今日の建築家②

[今日の建築家]

ルイス・バラガン (Luis Barragan)

メキシコ、ハリスコ州出身。
独学で建築を学び、彼は設計図を書かず、
イメージでスケッチを書き、
それをアシスタントが図面化して建てたと言われています。

 

「サテライトタワー」

メキシコシティのランドマークにもなっているサテライトタワーは、
1957年に作られた作品です。
5本の塔で構成された不規則な塔は、見る位置や角度によって塔数が違うように見えたり、面や鋭角に見えます。
車で塔の周りを走り抜けることを想定して計算されているため、
塔の方が動いているような錯覚にさせます。

 

「ルイス・バラガン邸」

2004年に世界遺産に登録され、
彼自身の終の住処ともなった自宅です。
メキシコ伝統の閉じた住宅や、独特の色使いを愛しました。
彼はメキシコで生きる縁も大切にしており、
写真は建築家の安藤忠雄が「光の教会」で
インスパイアを受けたとも言われる自宅の空間です。

 

「ヒラルディ邸」

ルイス・バラガン最後の作品です。
この建築は「ルイス・バラガンの最高傑作」という人も多く、
世界遺産にも登録されています。

簡素で幾何学的なモダニズム建築の中に、
水・太陽の光・ピンク・黄色・紫・赤などの鮮やかな色彩を
建築に大胆に取り入れており、鮮やかな壁や空間が特徴的です。

中庭にはジャカランダの木があります。

バラガンは、このジャカランダの木に惚れ込み、ヒラルディ邸の設計を受けたと言われています。
この木が無かったら、傑作と言われるヒラルディ邸は存在しなかったかもしれません。

★ ★ ★ ★ ★ ★ ★

> [課題]
- a) ルイス・バラガンの紹介文の「ルイス・バラガン (Luis Barragan)」から「えたり、面や鋭角に見えます。」までを、一字も変えずに書き写してください。
- b) ルイス・バラガンの紹介文にある「バラガンは、このジャカランダの木に惚れ込み、ヒラルディ邸の設計を受けたと言われています。」という文を英語に訳してください。

★ ★ ★ ★ ★ ★ ★

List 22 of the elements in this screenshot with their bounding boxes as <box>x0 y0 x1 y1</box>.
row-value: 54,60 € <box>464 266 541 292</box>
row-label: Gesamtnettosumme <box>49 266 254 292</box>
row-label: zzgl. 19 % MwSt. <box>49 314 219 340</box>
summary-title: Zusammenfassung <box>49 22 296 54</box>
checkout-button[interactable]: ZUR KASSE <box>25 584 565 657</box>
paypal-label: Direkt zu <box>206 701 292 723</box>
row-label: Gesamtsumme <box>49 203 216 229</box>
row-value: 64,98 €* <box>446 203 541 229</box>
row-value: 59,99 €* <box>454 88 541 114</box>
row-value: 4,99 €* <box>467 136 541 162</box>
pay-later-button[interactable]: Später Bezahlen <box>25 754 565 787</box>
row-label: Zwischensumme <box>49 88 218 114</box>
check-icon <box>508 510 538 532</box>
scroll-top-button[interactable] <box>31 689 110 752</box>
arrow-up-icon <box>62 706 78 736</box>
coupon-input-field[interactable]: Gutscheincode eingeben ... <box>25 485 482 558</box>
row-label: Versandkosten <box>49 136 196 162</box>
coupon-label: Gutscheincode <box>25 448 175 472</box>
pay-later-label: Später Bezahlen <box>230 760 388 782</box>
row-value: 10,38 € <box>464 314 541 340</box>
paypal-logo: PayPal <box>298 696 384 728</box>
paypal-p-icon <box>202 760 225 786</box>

★ ★ ★ ★ ★ ★ ★

> [解答例]
- a)
ルイス・バラガン (Luis Barragan)

メキシコ、ハリスコ州出身。
独学で建築を学び、彼は設計図を書かず、
イメージでスケッチを書き、
それをアシスタントが図面化して建てたと言われています。

 

「サテライトタワー」

メキシコシティのランドマークにもなっているサテライトタワーは、
1957年に作られた作品です。
5本の塔で構成された不規則な塔は、見る位置や角度によって塔数が違うように見えたり、面や鋭角に見えます。

- b) It is said that Barragán fell in love with this jacaranda tree and accepted the commission to design Casa Gilardi.